··· Record excerpts ···
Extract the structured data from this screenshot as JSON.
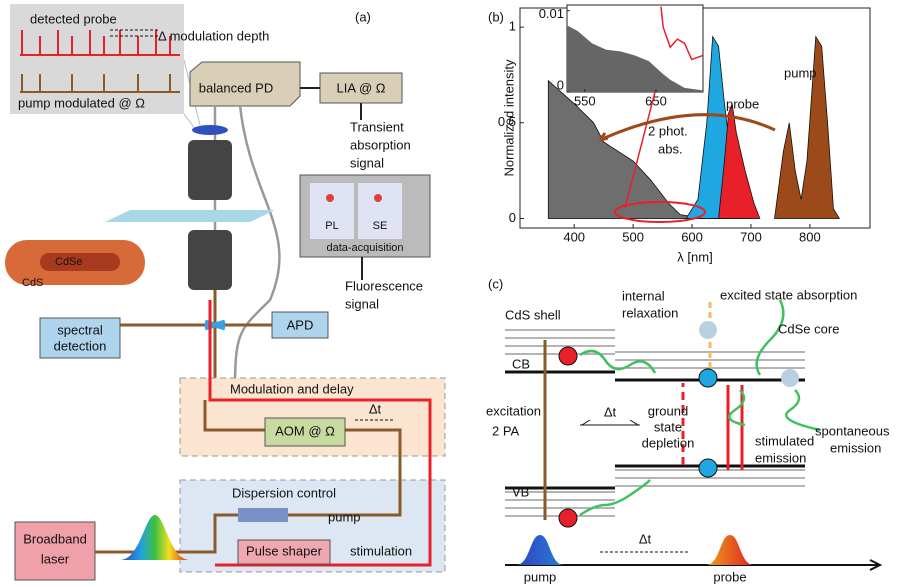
{
  "panel_a": {
    "label": "(a)",
    "detected_probe": "detected probe",
    "modulation_depth": "Δ modulation depth",
    "pump_modulated": "pump modulated @ Ω",
    "balanced_pd": "balanced PD",
    "lia": "LIA @ Ω",
    "transient": [
      "Transient",
      "absorption",
      "signal"
    ],
    "pl": "PL",
    "se": "SE",
    "data_acquisition": "data-acquisition",
    "cds": "CdS",
    "cdse": "CdSe",
    "fluorescence": [
      "Fluorescence",
      "signal"
    ],
    "spectral_detection": [
      "spectral",
      "detection"
    ],
    "apd": "APD",
    "modulation_delay": "Modulation and delay",
    "delta_t": "Δt",
    "aom": "AOM @ Ω",
    "dispersion_control": "Dispersion control",
    "pump": "pump",
    "stimulation": "stimulation",
    "pulse_shaper": "Pulse shaper",
    "laser": [
      "Broadband",
      "laser"
    ]
  },
  "chart_data": {
    "type": "area",
    "label": "(b)",
    "ylabel": "Normalized intensity",
    "xlabel": "λ [nm]",
    "xlim": [
      308,
      902
    ],
    "ylim": [
      -0.05,
      1.1
    ],
    "xticks": [
      400,
      500,
      600,
      700,
      800
    ],
    "yticks": [
      0,
      0.5,
      1
    ],
    "series": [
      {
        "name": "absorption",
        "color": "#6e6e6e",
        "x": [
          356,
          400,
          433,
          450,
          500,
          530,
          560,
          580,
          600,
          650
        ],
        "values": [
          0.72,
          0.6,
          0.5,
          0.4,
          0.3,
          0.2,
          0.08,
          0.02,
          0.01,
          0.005
        ]
      },
      {
        "name": "probe",
        "color": "#1ea7e1",
        "x": [
          590,
          610,
          625,
          635,
          645,
          655,
          665,
          680,
          700
        ],
        "values": [
          0,
          0.1,
          0.5,
          0.95,
          0.9,
          0.6,
          0.35,
          0.1,
          0
        ]
      },
      {
        "name": "probe",
        "color": "#e8202a",
        "x": [
          645,
          655,
          662,
          668,
          675,
          690,
          705,
          715
        ],
        "values": [
          0,
          0.3,
          0.55,
          0.6,
          0.45,
          0.25,
          0.08,
          0
        ]
      },
      {
        "name": "pump",
        "color": "#9c4a1a",
        "x": [
          740,
          755,
          765,
          775,
          785,
          795,
          810,
          820,
          830,
          840,
          850
        ],
        "values": [
          0,
          0.35,
          0.5,
          0.25,
          0.1,
          0.3,
          0.95,
          0.9,
          0.5,
          0.05,
          0
        ]
      }
    ],
    "annotations": [
      "2 phot.",
      "abs."
    ],
    "inset": {
      "xlim": [
        525,
        716
      ],
      "ylim": [
        0,
        0.0107
      ],
      "xticks": [
        550,
        650
      ],
      "yticks": [
        0,
        0.01
      ],
      "series": [
        {
          "name": "absorption",
          "color": "#666",
          "x": [
            525,
            540,
            560,
            580,
            600,
            620,
            640,
            650,
            660,
            670,
            690,
            716
          ],
          "values": [
            0.0082,
            0.0075,
            0.006,
            0.0052,
            0.005,
            0.0045,
            0.0038,
            0.003,
            0.0022,
            0.0015,
            0.0005,
            0.0002
          ]
        },
        {
          "name": "probe",
          "color": "#e8202a",
          "x": [
            657,
            660,
            670,
            680,
            690,
            700,
            716
          ],
          "values": [
            0.0105,
            0.008,
            0.0055,
            0.0065,
            0.006,
            0.004,
            0.0045
          ]
        }
      ]
    }
  },
  "panel_c": {
    "label": "(c)",
    "cds_shell": "CdS shell",
    "internal_relaxation": [
      "internal",
      "relaxation"
    ],
    "esa": "excited state absorption",
    "cdse_core": "CdSe core",
    "cb": "CB",
    "excitation": [
      "excitation",
      "2 PA"
    ],
    "delta_t": "Δt",
    "gsd": [
      "ground",
      "state",
      "depletion"
    ],
    "stimulated": [
      "stimulated",
      "emission"
    ],
    "spontaneous": [
      "spontaneous",
      "emission"
    ],
    "vb": "VB",
    "pump": "pump",
    "delta_t2": "Δt",
    "probe": "probe"
  }
}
···
Exercise directions | Copy every line of the data exactly as written, excluding the pictures.

Response to the task |
Extract the structured data from this screenshot as JSON.
{
  "panel_a": {
    "label": "(a)",
    "detected_probe": "detected probe",
    "modulation_depth": "Δ modulation depth",
    "pump_modulated": "pump modulated @ Ω",
    "balanced_pd": "balanced PD",
    "lia": "LIA @ Ω",
    "transient": [
      "Transient",
      "absorption",
      "signal"
    ],
    "pl": "PL",
    "se": "SE",
    "data_acquisition": "data-acquisition",
    "cds": "CdS",
    "cdse": "CdSe",
    "fluorescence": [
      "Fluorescence",
      "signal"
    ],
    "spectral_detection": [
      "spectral",
      "detection"
    ],
    "apd": "APD",
    "modulation_delay": "Modulation and delay",
    "delta_t": "Δt",
    "aom": "AOM @ Ω",
    "dispersion_control": "Dispersion control",
    "pump": "pump",
    "stimulation": "stimulation",
    "pulse_shaper": "Pulse shaper",
    "laser": [
      "Broadband",
      "laser"
    ]
  },
  "chart_data": {
    "type": "area",
    "label": "(b)",
    "ylabel": "Normalized intensity",
    "xlabel": "λ [nm]",
    "xlim": [
      308,
      902
    ],
    "ylim": [
      -0.05,
      1.1
    ],
    "xticks": [
      400,
      500,
      600,
      700,
      800
    ],
    "yticks": [
      0,
      0.5,
      1
    ],
    "series": [
      {
        "name": "absorption",
        "color": "#6e6e6e",
        "x": [
          356,
          400,
          433,
          450,
          500,
          530,
          560,
          580,
          600,
          650
        ],
        "values": [
          0.72,
          0.6,
          0.5,
          0.4,
          0.3,
          0.2,
          0.08,
          0.02,
          0.01,
          0.005
        ]
      },
      {
        "name": "probe",
        "color": "#1ea7e1",
        "x": [
          590,
          610,
          625,
          635,
          645,
          655,
          665,
          680,
          700
        ],
        "values": [
          0,
          0.1,
          0.5,
          0.95,
          0.9,
          0.6,
          0.35,
          0.1,
          0
        ]
      },
      {
        "name": "probe",
        "color": "#e8202a",
        "x": [
          645,
          655,
          662,
          668,
          675,
          690,
          705,
          715
        ],
        "values": [
          0,
          0.3,
          0.55,
          0.6,
          0.45,
          0.25,
          0.08,
          0
        ]
      },
      {
        "name": "pump",
        "color": "#9c4a1a",
        "x": [
          740,
          755,
          765,
          775,
          785,
          795,
          810,
          820,
          830,
          840,
          850
        ],
        "values": [
          0,
          0.35,
          0.5,
          0.25,
          0.1,
          0.3,
          0.95,
          0.9,
          0.5,
          0.05,
          0
        ]
      }
    ],
    "annotations": [
      "2 phot.",
      "abs."
    ],
    "inset": {
      "xlim": [
        525,
        716
      ],
      "ylim": [
        0,
        0.0107
      ],
      "xticks": [
        550,
        650
      ],
      "yticks": [
        0,
        0.01
      ],
      "series": [
        {
          "name": "absorption",
          "color": "#666",
          "x": [
            525,
            540,
            560,
            580,
            600,
            620,
            640,
            650,
            660,
            670,
            690,
            716
          ],
          "values": [
            0.0082,
            0.0075,
            0.006,
            0.0052,
            0.005,
            0.0045,
            0.0038,
            0.003,
            0.0022,
            0.0015,
            0.0005,
            0.0002
          ]
        },
        {
          "name": "probe",
          "color": "#e8202a",
          "x": [
            657,
            660,
            670,
            680,
            690,
            700,
            716
          ],
          "values": [
            0.0105,
            0.008,
            0.0055,
            0.0065,
            0.006,
            0.004,
            0.0045
          ]
        }
      ]
    }
  },
  "panel_c": {
    "label": "(c)",
    "cds_shell": "CdS shell",
    "internal_relaxation": [
      "internal",
      "relaxation"
    ],
    "esa": "excited state absorption",
    "cdse_core": "CdSe core",
    "cb": "CB",
    "excitation": [
      "excitation",
      "2 PA"
    ],
    "delta_t": "Δt",
    "gsd": [
      "ground",
      "state",
      "depletion"
    ],
    "stimulated": [
      "stimulated",
      "emission"
    ],
    "spontaneous": [
      "spontaneous",
      "emission"
    ],
    "vb": "VB",
    "pump": "pump",
    "delta_t2": "Δt",
    "probe": "probe"
  }
}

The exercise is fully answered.